§ **TASK DETAILS**: Every entry should be repeated exactly. Omit the pictures.

==========

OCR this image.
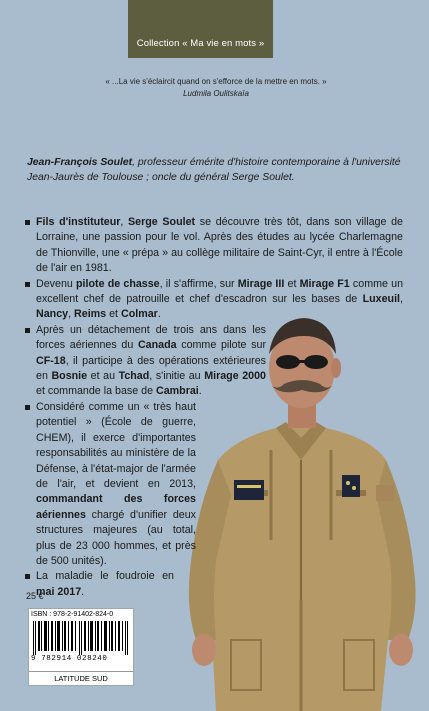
Collection « Ma vie en mots »
« ...La vie s'éclaircit quand on s'efforce de la mettre en mots. »
Ludmila Oulitskaïa
Jean-François Soulet, professeur émérite d'histoire contemporaine à l'université Jean-Jaurès de Toulouse ; oncle du général Serge Soulet.
Fils d'instituteur, Serge Soulet se découvre très tôt, dans son village de Lorraine, une passion pour le vol. Après des études au lycée Charlemagne de Thionville, une « prépa » au collège militaire de Saint-Cyr, il entre à l'École de l'air en 1981.
Devenu pilote de chasse, il s'affirme, sur Mirage III et Mirage F1 comme un excellent chef de patrouille et chef d'escadron sur les bases de Luxeuil, Nancy, Reims et Colmar.
Après un détachement de trois ans dans les forces aériennes du Canada comme pilote sur CF-18, il participe à des opérations extérieures en Bosnie et au Tchad, s'initie au Mirage 2000 et commande la base de Cambrai.
Considéré comme un « très haut potentiel » (École de guerre, CHEM), il exerce d'importantes responsabilités au ministère de la Défense, à l'état-major de l'armée de l'air, et devient en 2013, commandant des forces aériennes chargé d'unifier deux structures majeures (au total, plus de 23 000 hommes, et près de 500 unités).
La maladie le foudroie en mai 2017.
25 €
ISBN : 978-2-91402-824-0
9 782914 028240
LATITUDE SUD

==========

§ **EXERCISE SOLUTION**:
OCR this image.
Collection « Ma vie en mots »
« ...La vie s'éclaircit quand on s'efforce de la mettre en mots. »
Ludmila Oulitskaïa
Jean-François Soulet, professeur émérite d'histoire contemporaine à l'université Jean-Jaurès de Toulouse ; oncle du général Serge Soulet.
Fils d'instituteur, Serge Soulet se découvre très tôt, dans son village de Lorraine, une passion pour le vol. Après des études au lycée Charlemagne de Thionville, une « prépa » au collège militaire de Saint-Cyr, il entre à l'École de l'air en 1981.
Devenu pilote de chasse, il s'affirme, sur Mirage III et Mirage F1 comme un excellent chef de patrouille et chef d'escadron sur les bases de Luxeuil, Nancy, Reims et Colmar.
Après un détachement de trois ans dans les forces aériennes du Canada comme pilote sur CF-18, il participe à des opérations extérieures en Bosnie et au Tchad, s'initie au Mirage 2000 et commande la base de Cambrai.
Considéré comme un « très haut potentiel » (École de guerre, CHEM), il exerce d'importantes responsabilités au ministère de la Défense, à l'état-major de l'armée de l'air, et devient en 2013, commandant des forces aériennes chargé d'unifier deux structures majeures (au total, plus de 23 000 hommes, et près de 500 unités).
La maladie le foudroie en mai 2017.
25 €
ISBN : 978-2-91402-824-0
9 782914 028240
LATITUDE SUD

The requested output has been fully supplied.